**Exercise directions**: Please set down all the lines beneath this one exactly, without the pictures.

# start of Entries shown

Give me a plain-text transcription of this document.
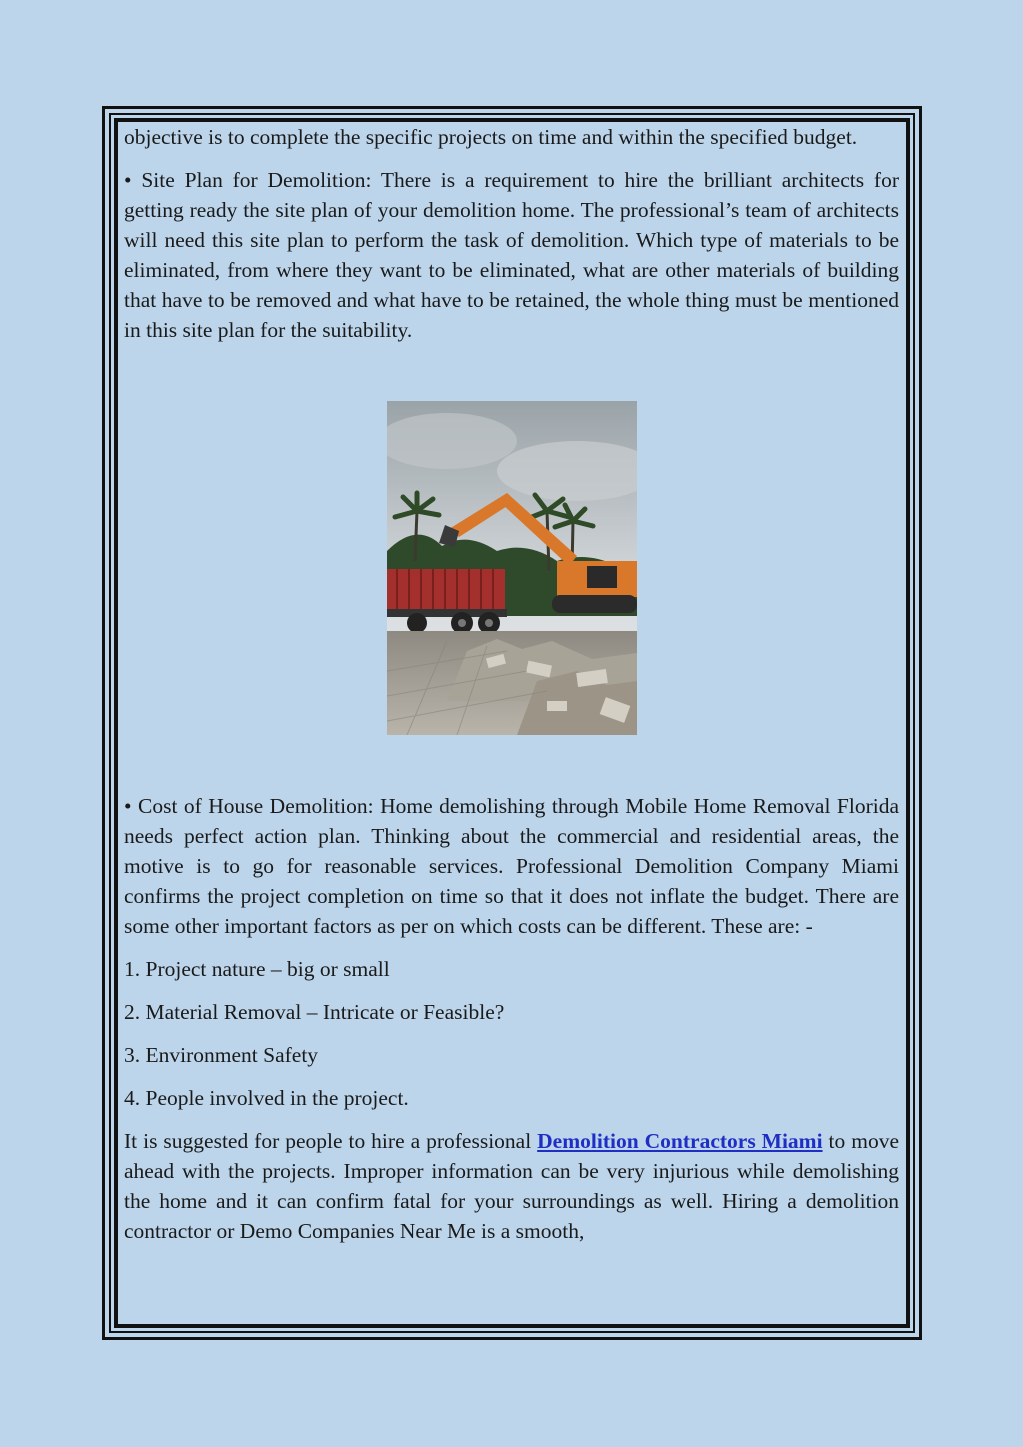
objective is to complete the specific projects on time and within the specified budget.

• Site Plan for Demolition: There is a requirement to hire the brilliant architects for getting ready the site plan of your demolition home. The professional’s team of architects will need this site plan to perform the task of demolition. Which type of materials to be eliminated, from where they want to be eliminated, what are other materials of building that have to be removed and what have to be retained, the whole thing must be mentioned in this site plan for the suitability.

• Cost of House Demolition: Home demolishing through Mobile Home Removal Florida needs perfect action plan. Thinking about the commercial and residential areas, the motive is to go for reasonable services. Professional Demolition Company Miami confirms the project completion on time so that it does not inflate the budget. There are some other important factors as per on which costs can be different. These are: -

1. Project nature – big or small

2. Material Removal – Intricate or Feasible?

3. Environment Safety

4. People involved in the project.

It is suggested for people to hire a professional Demolition Contractors Miami to move ahead with the projects. Improper information can be very injurious while demolishing the home and it can confirm fatal for your surroundings as well. Hiring a demolition contractor or Demo Companies Near Me is a smooth,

# end of Entries shown

**Response to the task**:
Give me a plain-text transcription of this document.
objective is to complete the specific projects on time and within the specified budget.

• Site Plan for Demolition: There is a requirement to hire the brilliant architects for getting ready the site plan of your demolition home. The professional’s team of architects will need this site plan to perform the task of demolition. Which type of materials to be eliminated, from where they want to be eliminated, what are other materials of building that have to be removed and what have to be retained, the whole thing must be mentioned in this site plan for the suitability.

• Cost of House Demolition: Home demolishing through Mobile Home Removal Florida needs perfect action plan. Thinking about the commercial and residential areas, the motive is to go for reasonable services. Professional Demolition Company Miami confirms the project completion on time so that it does not inflate the budget. There are some other important factors as per on which costs can be different. These are: -

1. Project nature – big or small

2. Material Removal – Intricate or Feasible?

3. Environment Safety

4. People involved in the project.

It is suggested for people to hire a professional Demolition Contractors Miami to move ahead with the projects. Improper information can be very injurious while demolishing the home and it can confirm fatal for your surroundings as well. Hiring a demolition contractor or Demo Companies Near Me is a smooth,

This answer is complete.